• _Requirements_: Records follow. Select each line holding "structured".

— start of Stored rows —

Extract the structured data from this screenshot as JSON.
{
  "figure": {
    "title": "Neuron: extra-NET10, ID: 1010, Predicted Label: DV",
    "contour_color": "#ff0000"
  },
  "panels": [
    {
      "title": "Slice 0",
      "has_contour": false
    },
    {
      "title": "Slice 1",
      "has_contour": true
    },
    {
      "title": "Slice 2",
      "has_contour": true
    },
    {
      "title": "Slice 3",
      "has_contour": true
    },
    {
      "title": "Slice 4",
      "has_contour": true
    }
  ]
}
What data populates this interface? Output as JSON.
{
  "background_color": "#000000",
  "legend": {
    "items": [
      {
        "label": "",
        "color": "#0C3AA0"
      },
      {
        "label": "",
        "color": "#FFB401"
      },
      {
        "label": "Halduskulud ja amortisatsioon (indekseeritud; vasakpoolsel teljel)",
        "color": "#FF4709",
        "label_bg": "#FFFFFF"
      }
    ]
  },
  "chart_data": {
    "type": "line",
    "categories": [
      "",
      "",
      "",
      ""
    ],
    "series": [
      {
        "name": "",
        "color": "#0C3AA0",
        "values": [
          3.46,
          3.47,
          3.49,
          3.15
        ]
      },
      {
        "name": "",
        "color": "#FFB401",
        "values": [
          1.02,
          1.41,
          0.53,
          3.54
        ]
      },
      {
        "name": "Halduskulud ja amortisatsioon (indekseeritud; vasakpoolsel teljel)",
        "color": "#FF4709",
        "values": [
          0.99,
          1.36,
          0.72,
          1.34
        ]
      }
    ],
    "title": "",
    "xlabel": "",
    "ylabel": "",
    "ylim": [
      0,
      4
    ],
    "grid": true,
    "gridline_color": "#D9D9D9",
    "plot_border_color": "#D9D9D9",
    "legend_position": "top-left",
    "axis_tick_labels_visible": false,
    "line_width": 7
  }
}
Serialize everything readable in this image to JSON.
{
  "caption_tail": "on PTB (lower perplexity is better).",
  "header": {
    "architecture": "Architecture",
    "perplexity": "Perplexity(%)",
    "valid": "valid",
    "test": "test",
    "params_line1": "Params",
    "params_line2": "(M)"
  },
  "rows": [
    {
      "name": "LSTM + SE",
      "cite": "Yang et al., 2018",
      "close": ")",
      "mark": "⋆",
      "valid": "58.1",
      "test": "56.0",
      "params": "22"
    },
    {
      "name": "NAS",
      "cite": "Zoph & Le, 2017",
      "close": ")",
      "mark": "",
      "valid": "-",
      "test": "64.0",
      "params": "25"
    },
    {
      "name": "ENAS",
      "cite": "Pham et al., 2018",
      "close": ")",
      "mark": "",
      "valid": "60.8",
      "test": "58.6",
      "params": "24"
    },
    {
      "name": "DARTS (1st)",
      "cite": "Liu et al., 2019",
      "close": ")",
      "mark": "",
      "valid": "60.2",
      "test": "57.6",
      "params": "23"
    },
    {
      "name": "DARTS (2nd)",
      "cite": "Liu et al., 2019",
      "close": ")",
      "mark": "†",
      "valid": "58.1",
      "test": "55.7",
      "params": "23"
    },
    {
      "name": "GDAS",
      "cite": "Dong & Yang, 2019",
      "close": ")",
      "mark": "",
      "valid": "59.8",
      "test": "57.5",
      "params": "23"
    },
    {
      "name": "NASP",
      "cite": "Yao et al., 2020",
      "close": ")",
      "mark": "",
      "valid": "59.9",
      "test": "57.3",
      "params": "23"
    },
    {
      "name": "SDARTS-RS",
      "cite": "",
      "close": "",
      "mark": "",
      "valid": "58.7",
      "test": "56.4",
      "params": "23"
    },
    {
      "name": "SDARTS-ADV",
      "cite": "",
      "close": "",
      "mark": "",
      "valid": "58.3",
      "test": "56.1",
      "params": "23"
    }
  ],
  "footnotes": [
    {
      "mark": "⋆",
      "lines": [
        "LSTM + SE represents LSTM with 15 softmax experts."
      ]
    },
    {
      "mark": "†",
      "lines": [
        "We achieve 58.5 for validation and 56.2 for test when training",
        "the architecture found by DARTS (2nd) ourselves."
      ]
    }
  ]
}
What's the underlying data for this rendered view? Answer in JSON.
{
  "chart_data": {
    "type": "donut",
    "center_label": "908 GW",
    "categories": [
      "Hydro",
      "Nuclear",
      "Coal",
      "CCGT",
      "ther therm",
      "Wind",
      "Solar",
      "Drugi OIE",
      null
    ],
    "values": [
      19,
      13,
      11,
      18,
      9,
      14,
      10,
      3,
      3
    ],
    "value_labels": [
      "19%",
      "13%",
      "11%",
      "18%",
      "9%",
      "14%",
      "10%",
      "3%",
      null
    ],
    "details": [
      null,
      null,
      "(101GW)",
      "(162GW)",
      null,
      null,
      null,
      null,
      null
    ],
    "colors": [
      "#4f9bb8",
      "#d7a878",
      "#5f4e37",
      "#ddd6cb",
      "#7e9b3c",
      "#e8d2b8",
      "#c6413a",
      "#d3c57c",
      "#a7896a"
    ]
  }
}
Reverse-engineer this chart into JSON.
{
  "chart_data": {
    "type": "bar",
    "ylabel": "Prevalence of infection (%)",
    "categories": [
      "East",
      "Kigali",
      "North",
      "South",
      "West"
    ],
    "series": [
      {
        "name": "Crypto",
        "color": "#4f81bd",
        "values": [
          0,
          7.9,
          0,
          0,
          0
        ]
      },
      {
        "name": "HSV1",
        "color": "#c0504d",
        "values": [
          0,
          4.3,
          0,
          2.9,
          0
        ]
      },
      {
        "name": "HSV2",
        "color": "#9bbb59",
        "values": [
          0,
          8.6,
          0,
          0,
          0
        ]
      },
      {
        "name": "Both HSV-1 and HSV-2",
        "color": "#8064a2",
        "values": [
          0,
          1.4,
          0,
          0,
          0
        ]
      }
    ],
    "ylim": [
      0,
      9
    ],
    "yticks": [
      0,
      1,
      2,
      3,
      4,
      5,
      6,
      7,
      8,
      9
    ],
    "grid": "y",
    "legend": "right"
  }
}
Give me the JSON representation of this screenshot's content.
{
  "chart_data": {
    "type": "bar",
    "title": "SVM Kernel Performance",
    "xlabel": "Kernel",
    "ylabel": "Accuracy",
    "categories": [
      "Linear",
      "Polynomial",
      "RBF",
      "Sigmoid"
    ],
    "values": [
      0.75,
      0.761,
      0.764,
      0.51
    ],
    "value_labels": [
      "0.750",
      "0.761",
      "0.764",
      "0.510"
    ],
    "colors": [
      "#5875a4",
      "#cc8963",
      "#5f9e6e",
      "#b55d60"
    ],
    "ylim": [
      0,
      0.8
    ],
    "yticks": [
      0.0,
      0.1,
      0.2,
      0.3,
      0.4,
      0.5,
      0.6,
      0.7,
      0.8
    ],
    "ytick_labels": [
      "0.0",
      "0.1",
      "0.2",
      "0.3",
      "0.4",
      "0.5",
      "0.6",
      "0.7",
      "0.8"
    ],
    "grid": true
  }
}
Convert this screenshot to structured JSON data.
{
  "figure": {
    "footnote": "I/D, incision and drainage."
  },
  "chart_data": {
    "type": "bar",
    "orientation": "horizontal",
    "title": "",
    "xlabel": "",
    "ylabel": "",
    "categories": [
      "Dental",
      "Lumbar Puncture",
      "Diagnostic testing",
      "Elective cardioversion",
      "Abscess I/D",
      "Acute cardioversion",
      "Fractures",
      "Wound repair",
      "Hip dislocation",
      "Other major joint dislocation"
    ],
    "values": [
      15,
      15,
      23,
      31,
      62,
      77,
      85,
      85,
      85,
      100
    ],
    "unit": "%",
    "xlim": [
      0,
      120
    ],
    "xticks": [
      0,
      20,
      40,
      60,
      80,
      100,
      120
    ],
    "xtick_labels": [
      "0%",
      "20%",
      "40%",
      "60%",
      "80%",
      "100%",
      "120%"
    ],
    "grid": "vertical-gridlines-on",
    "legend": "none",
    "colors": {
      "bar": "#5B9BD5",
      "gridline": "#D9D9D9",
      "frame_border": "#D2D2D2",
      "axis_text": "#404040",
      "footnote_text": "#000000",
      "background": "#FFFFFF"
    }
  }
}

— end of Stored rows —

• _Response to this exercise_:
Extract the structured data from this screenshot as JSON.
Convert this screenshot to structured JSON data.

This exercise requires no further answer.